___ Supplied information ___

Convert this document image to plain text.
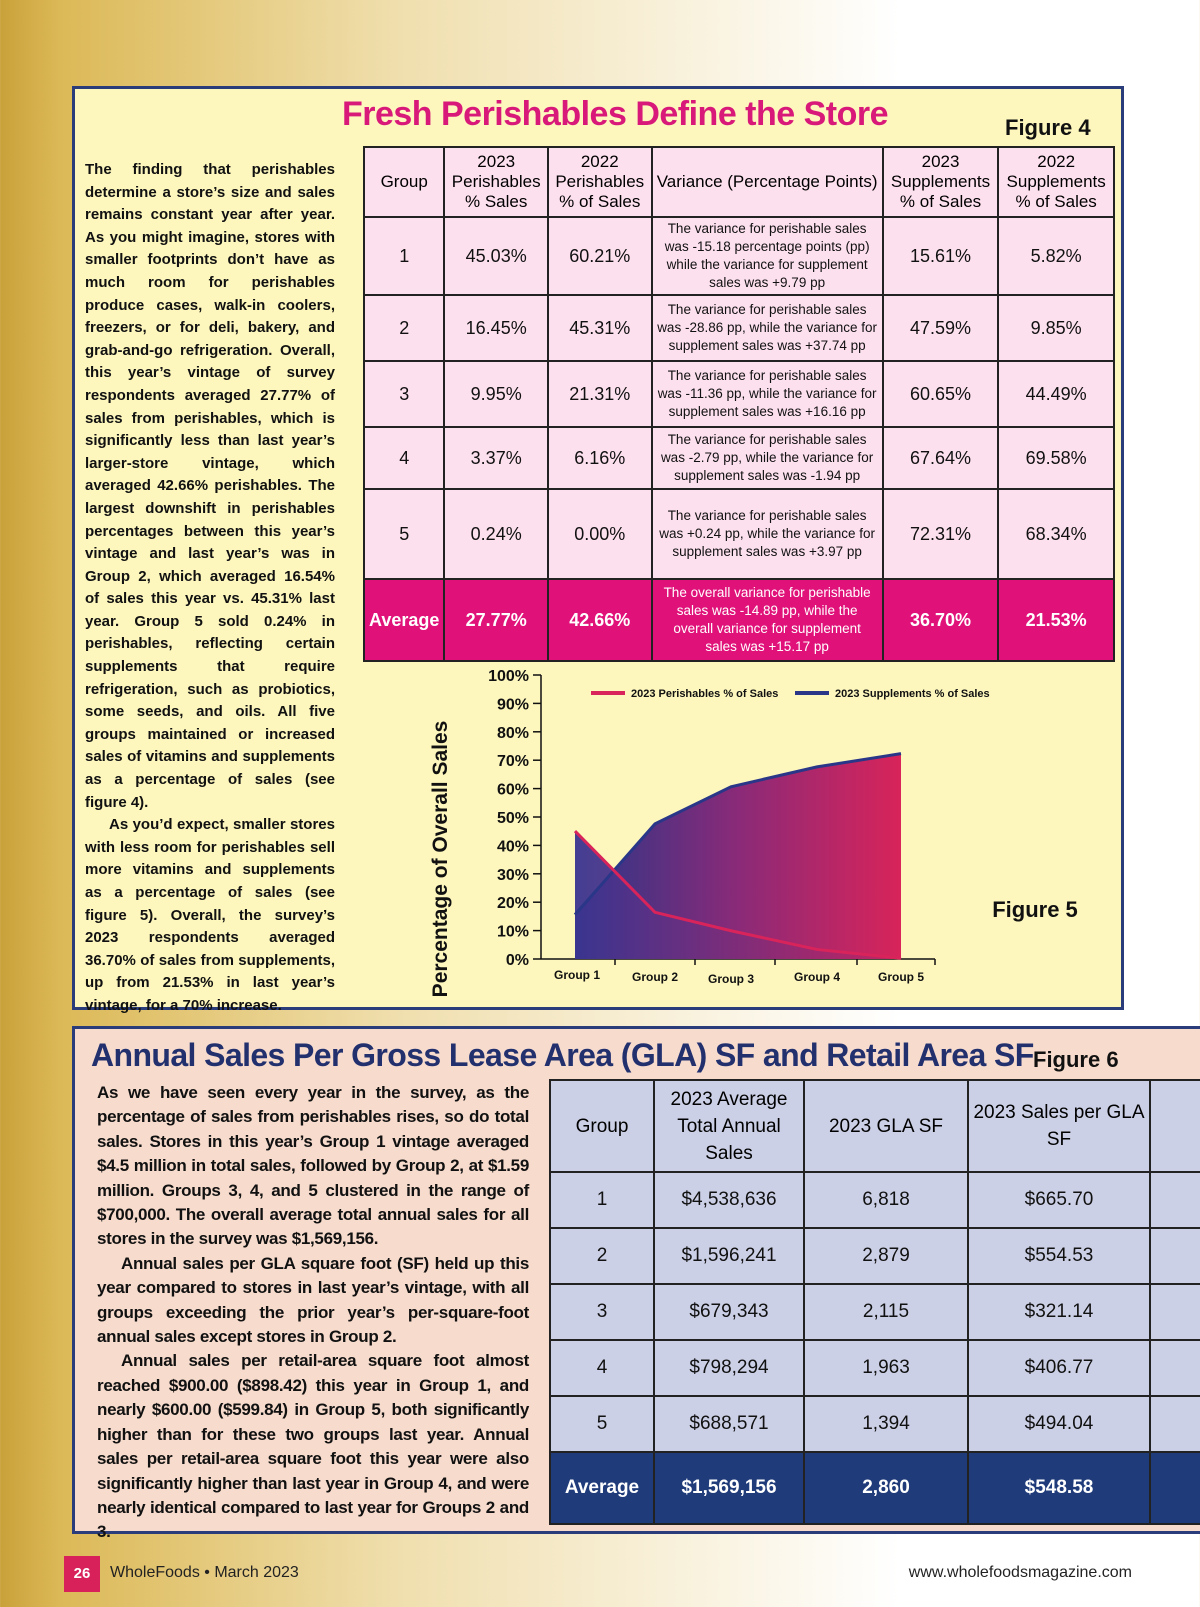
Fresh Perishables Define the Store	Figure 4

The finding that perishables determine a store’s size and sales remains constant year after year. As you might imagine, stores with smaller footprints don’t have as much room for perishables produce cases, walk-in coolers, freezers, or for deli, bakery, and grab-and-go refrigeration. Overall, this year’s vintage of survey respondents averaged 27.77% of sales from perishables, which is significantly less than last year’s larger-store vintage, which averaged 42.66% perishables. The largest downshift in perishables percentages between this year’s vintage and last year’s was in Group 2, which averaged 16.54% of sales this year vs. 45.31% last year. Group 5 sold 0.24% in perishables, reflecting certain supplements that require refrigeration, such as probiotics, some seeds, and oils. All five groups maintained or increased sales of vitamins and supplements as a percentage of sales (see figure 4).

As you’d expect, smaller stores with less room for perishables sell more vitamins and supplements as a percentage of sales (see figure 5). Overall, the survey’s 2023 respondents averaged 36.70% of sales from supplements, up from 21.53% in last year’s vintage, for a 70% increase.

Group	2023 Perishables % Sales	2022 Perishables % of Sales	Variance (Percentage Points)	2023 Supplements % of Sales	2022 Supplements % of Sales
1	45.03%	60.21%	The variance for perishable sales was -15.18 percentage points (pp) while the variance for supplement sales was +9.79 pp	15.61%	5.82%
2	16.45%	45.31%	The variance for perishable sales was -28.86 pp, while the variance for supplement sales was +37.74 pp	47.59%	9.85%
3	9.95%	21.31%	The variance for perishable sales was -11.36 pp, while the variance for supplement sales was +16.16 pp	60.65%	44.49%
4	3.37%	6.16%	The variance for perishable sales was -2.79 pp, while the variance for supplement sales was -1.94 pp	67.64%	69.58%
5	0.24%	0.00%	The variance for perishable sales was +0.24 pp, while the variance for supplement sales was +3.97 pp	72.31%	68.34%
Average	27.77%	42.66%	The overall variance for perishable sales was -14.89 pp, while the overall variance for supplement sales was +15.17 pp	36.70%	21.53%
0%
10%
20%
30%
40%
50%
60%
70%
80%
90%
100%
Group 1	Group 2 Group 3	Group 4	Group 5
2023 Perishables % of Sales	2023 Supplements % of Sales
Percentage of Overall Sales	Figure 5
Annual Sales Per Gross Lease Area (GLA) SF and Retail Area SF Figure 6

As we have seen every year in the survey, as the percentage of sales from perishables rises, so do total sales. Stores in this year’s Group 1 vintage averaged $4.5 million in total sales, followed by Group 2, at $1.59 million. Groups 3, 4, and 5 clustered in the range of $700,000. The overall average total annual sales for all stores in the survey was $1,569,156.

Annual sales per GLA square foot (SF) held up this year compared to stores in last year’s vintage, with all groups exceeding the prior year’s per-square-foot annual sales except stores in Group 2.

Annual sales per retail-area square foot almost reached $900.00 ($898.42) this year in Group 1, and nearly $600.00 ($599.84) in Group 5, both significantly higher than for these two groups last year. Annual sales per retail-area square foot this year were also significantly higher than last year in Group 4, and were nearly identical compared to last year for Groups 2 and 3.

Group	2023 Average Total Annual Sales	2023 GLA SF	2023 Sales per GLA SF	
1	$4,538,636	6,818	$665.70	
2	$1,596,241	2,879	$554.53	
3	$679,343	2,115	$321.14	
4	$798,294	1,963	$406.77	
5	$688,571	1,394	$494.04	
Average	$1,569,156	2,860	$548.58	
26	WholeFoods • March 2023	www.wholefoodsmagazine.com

___
___ Supplied information ___

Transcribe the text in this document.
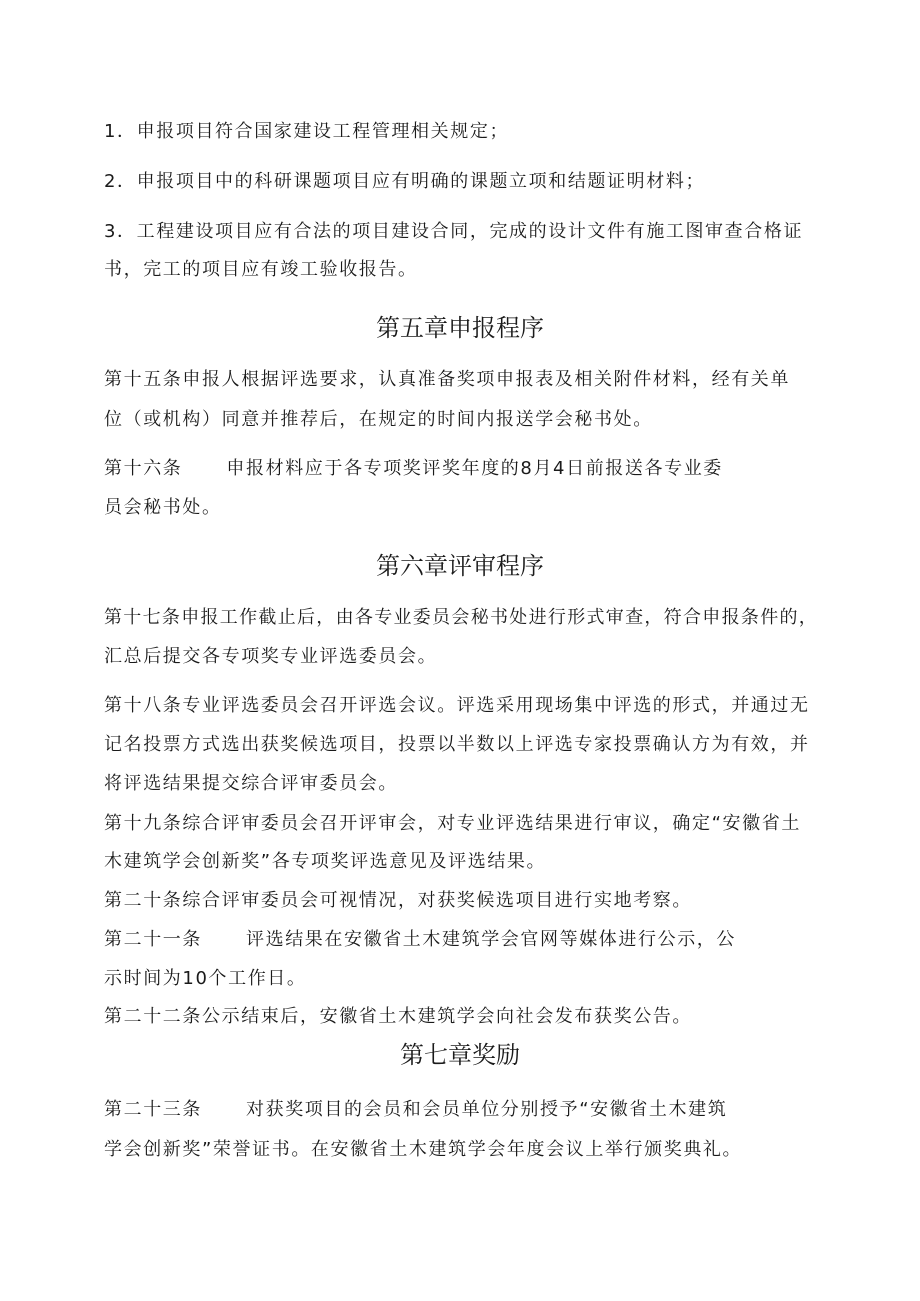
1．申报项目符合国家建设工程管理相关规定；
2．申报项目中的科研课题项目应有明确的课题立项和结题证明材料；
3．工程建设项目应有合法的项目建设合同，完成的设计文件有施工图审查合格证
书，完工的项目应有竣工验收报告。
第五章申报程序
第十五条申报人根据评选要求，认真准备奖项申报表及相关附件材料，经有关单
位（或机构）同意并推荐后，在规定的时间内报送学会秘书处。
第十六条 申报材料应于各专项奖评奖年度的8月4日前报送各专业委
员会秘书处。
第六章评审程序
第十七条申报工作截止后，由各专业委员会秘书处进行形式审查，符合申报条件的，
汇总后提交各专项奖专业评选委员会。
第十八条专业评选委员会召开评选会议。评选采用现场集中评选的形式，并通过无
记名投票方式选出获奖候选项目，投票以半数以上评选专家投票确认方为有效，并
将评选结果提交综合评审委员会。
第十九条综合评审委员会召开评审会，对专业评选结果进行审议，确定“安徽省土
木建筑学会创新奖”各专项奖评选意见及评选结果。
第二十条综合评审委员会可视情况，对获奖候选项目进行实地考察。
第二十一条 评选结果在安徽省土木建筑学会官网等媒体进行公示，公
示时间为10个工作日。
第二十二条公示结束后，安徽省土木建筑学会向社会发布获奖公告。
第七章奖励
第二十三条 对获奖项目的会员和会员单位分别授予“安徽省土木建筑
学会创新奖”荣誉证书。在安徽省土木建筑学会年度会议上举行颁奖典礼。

___
___ Supplied information ___

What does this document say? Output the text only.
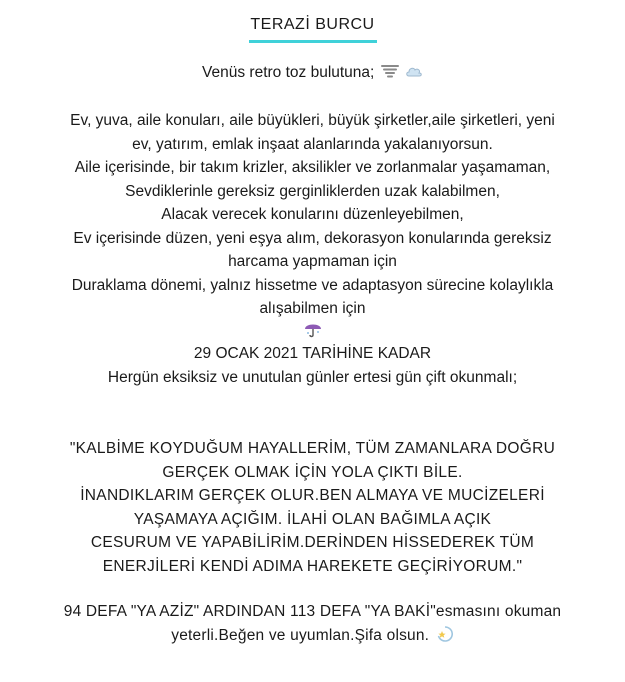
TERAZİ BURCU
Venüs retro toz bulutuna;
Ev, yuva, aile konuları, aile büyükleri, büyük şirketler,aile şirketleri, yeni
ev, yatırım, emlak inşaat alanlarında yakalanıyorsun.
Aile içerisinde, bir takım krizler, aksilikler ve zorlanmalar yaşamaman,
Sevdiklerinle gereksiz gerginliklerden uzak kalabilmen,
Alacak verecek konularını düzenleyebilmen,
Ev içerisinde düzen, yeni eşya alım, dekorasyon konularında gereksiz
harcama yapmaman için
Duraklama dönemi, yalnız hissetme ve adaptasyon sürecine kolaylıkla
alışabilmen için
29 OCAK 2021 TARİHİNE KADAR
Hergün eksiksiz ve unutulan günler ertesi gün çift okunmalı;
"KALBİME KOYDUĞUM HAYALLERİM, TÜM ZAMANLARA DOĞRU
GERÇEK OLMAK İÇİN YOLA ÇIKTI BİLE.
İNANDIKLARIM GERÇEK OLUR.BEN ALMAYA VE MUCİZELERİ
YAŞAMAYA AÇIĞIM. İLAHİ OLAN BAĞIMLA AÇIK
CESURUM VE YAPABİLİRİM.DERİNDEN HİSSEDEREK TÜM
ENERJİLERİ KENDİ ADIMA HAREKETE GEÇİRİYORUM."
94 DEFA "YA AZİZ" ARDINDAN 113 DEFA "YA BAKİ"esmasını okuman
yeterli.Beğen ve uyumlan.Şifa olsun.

___

• Task statement: Above are entries; state the number of lines among them that contain "document", and nothing else.

• The completed task: 3